AIM:
Where a line of the material contains the string "suka", copy that line.

INFORMATION GIVEN:
- - - -
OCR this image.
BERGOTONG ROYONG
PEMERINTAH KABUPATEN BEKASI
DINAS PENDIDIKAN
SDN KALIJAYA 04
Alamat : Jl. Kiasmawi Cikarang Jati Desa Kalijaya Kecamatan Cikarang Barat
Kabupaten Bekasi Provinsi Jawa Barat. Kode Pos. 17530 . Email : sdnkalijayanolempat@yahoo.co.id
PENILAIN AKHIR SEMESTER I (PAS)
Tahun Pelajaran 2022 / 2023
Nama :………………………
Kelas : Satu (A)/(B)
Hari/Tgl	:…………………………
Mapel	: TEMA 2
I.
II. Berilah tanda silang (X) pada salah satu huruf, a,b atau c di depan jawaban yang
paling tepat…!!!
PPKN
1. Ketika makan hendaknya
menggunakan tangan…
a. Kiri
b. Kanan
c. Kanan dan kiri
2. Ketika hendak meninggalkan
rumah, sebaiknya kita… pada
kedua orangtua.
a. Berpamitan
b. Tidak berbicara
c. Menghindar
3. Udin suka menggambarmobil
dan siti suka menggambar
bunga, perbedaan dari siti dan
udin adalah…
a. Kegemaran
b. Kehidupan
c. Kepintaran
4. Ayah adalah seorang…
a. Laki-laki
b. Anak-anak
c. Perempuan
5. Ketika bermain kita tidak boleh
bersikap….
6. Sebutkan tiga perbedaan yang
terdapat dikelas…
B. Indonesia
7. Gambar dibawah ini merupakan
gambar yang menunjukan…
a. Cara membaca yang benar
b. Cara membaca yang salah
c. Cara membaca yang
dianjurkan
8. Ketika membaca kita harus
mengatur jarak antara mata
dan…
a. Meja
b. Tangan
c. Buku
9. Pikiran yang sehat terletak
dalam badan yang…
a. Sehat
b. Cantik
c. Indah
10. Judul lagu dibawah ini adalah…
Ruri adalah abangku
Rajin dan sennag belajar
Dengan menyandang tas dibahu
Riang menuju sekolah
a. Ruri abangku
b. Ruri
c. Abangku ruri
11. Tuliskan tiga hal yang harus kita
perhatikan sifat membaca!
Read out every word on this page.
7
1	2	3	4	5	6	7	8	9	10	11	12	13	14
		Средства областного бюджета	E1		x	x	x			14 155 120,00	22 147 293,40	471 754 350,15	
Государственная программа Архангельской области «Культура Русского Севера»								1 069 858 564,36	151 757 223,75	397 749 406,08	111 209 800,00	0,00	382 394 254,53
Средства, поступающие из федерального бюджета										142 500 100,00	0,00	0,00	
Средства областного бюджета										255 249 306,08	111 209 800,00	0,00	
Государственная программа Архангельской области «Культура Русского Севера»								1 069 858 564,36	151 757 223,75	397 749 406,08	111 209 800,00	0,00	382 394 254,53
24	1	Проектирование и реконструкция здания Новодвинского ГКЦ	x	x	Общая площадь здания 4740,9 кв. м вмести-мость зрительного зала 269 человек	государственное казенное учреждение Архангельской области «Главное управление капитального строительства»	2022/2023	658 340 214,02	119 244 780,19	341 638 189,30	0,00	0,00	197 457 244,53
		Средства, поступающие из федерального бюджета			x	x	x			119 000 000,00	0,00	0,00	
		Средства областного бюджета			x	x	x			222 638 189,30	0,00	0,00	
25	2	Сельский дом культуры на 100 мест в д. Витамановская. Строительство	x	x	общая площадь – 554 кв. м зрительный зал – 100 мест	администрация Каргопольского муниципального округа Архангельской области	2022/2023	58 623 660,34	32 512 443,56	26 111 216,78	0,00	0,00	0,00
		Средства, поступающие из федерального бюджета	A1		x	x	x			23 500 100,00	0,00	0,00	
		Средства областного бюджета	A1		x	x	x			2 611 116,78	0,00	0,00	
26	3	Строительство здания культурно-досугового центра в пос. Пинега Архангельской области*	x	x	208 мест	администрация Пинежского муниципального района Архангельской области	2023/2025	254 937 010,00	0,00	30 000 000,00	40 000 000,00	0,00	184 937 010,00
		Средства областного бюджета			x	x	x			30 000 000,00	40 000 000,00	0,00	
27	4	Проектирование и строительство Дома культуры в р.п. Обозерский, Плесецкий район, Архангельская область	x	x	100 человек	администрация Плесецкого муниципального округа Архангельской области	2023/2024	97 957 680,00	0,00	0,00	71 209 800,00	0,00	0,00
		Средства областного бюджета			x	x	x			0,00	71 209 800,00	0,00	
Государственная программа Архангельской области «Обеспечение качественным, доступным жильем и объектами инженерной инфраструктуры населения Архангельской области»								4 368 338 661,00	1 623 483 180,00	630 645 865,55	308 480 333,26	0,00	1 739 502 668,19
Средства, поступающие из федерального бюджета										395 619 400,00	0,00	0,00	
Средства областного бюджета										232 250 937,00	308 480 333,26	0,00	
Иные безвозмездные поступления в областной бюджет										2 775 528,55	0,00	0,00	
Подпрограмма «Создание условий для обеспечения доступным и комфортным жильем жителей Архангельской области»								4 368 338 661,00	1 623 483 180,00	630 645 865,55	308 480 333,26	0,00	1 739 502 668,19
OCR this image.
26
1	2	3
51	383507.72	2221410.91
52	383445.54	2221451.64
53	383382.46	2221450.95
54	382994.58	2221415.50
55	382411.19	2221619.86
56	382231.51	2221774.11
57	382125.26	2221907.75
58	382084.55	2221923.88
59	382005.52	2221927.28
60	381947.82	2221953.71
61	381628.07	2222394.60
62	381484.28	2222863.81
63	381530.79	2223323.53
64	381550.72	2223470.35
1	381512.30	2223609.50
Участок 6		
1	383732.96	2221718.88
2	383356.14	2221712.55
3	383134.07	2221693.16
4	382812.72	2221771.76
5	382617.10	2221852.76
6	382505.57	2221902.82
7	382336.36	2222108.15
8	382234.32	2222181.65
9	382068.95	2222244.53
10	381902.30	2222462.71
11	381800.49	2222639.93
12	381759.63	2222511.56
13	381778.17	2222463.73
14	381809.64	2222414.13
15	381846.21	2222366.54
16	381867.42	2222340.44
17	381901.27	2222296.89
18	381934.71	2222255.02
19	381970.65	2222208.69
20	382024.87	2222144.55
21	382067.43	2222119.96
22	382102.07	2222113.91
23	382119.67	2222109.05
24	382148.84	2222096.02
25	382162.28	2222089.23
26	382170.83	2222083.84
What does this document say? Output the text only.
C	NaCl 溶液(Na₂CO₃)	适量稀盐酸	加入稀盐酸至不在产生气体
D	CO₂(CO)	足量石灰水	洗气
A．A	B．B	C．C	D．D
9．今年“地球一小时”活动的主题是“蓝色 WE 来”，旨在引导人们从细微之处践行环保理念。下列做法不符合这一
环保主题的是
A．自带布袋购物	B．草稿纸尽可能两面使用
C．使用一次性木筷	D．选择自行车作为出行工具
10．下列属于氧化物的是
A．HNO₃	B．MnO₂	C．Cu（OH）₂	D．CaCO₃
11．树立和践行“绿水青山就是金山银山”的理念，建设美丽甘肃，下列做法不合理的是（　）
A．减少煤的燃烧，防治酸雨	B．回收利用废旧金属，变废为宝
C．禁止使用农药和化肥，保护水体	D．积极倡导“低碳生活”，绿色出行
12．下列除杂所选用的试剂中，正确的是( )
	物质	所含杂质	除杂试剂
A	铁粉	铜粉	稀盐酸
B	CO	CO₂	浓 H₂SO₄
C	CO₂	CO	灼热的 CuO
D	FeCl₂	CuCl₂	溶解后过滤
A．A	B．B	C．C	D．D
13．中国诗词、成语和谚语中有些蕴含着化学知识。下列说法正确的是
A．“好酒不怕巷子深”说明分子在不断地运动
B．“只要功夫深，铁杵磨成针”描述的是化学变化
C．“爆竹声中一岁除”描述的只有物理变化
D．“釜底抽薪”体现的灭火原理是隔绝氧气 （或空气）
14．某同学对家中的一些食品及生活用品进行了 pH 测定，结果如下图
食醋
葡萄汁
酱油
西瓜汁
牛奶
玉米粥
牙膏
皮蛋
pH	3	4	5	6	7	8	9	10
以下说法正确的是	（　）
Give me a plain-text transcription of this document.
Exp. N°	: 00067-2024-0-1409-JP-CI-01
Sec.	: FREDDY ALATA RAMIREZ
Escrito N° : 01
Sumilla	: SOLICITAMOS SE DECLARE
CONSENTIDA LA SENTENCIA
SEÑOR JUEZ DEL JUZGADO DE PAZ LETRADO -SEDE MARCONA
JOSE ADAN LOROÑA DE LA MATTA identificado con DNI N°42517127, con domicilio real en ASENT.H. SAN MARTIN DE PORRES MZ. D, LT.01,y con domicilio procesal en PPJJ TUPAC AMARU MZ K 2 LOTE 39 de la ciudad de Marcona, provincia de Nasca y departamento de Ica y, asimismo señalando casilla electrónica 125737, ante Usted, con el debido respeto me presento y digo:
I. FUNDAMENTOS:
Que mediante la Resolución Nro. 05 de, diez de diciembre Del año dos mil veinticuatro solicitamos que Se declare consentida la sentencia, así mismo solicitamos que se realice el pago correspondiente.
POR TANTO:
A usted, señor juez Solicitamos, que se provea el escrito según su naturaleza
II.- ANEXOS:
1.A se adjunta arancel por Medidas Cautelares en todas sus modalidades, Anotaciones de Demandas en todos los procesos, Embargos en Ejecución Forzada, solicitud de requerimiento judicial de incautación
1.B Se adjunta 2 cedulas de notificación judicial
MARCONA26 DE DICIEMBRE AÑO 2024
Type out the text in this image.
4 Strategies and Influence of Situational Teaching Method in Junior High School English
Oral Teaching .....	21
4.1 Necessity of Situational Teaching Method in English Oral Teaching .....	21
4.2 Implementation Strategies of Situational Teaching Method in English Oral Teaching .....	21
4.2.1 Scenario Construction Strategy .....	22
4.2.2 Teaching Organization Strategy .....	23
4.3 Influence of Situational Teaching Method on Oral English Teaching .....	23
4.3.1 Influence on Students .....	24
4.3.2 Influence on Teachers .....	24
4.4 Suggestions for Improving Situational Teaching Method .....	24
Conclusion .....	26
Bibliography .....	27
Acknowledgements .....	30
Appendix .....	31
- - - -
TASK SOLUTION:
3. Udin suka menggambarmobil
dan siti suka menggambar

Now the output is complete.